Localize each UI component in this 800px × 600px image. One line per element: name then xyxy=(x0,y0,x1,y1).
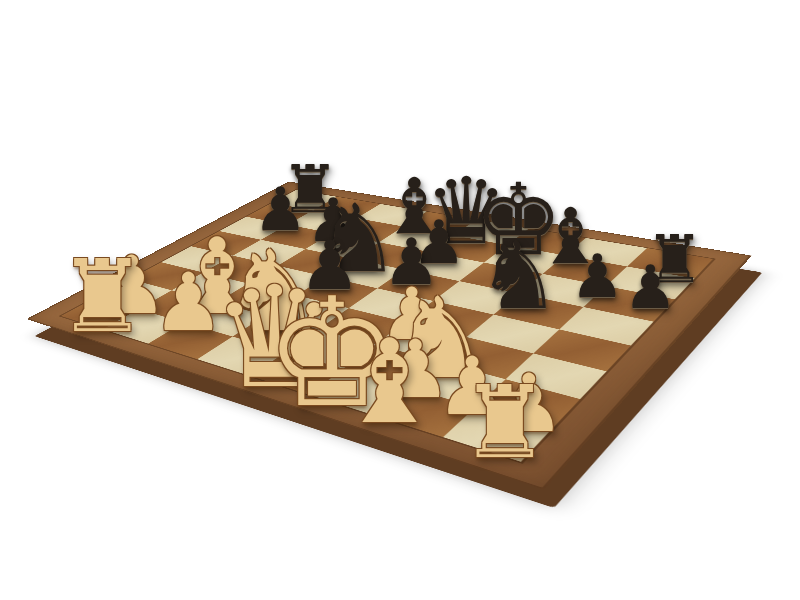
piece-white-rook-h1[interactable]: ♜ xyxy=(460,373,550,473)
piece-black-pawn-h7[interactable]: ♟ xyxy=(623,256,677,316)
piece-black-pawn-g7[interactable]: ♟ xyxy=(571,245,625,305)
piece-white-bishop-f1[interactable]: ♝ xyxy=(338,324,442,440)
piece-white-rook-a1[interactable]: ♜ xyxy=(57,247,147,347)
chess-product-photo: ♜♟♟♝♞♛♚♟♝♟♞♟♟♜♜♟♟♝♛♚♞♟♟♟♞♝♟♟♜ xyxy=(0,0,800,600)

---

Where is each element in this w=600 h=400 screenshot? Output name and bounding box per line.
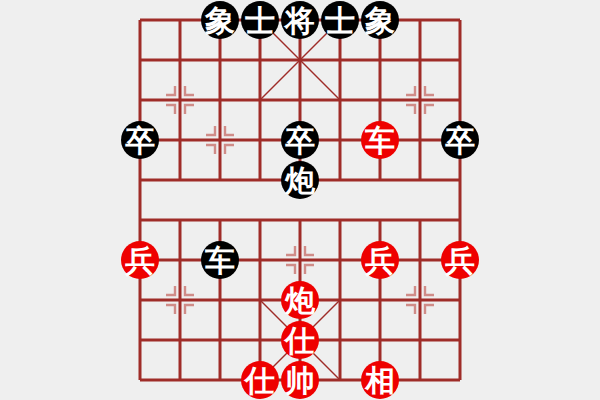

--

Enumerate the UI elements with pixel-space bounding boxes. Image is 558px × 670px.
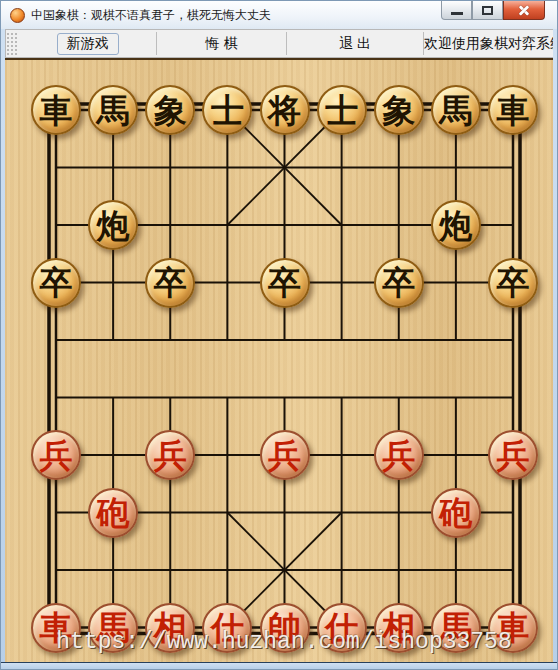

GOAL OF THE EXERCISE -> Identify each row of the material above that contains the word "line", and copy every such row in full.

RESULT FOR THIS EXERCISE ->
Localize each UI component in this 800px × 600px image. One line per element: name then xyxy=(x0,y0,x1,y1).
Where is each element in this w=600 h=400 screenshot? Output name and bounding box per line.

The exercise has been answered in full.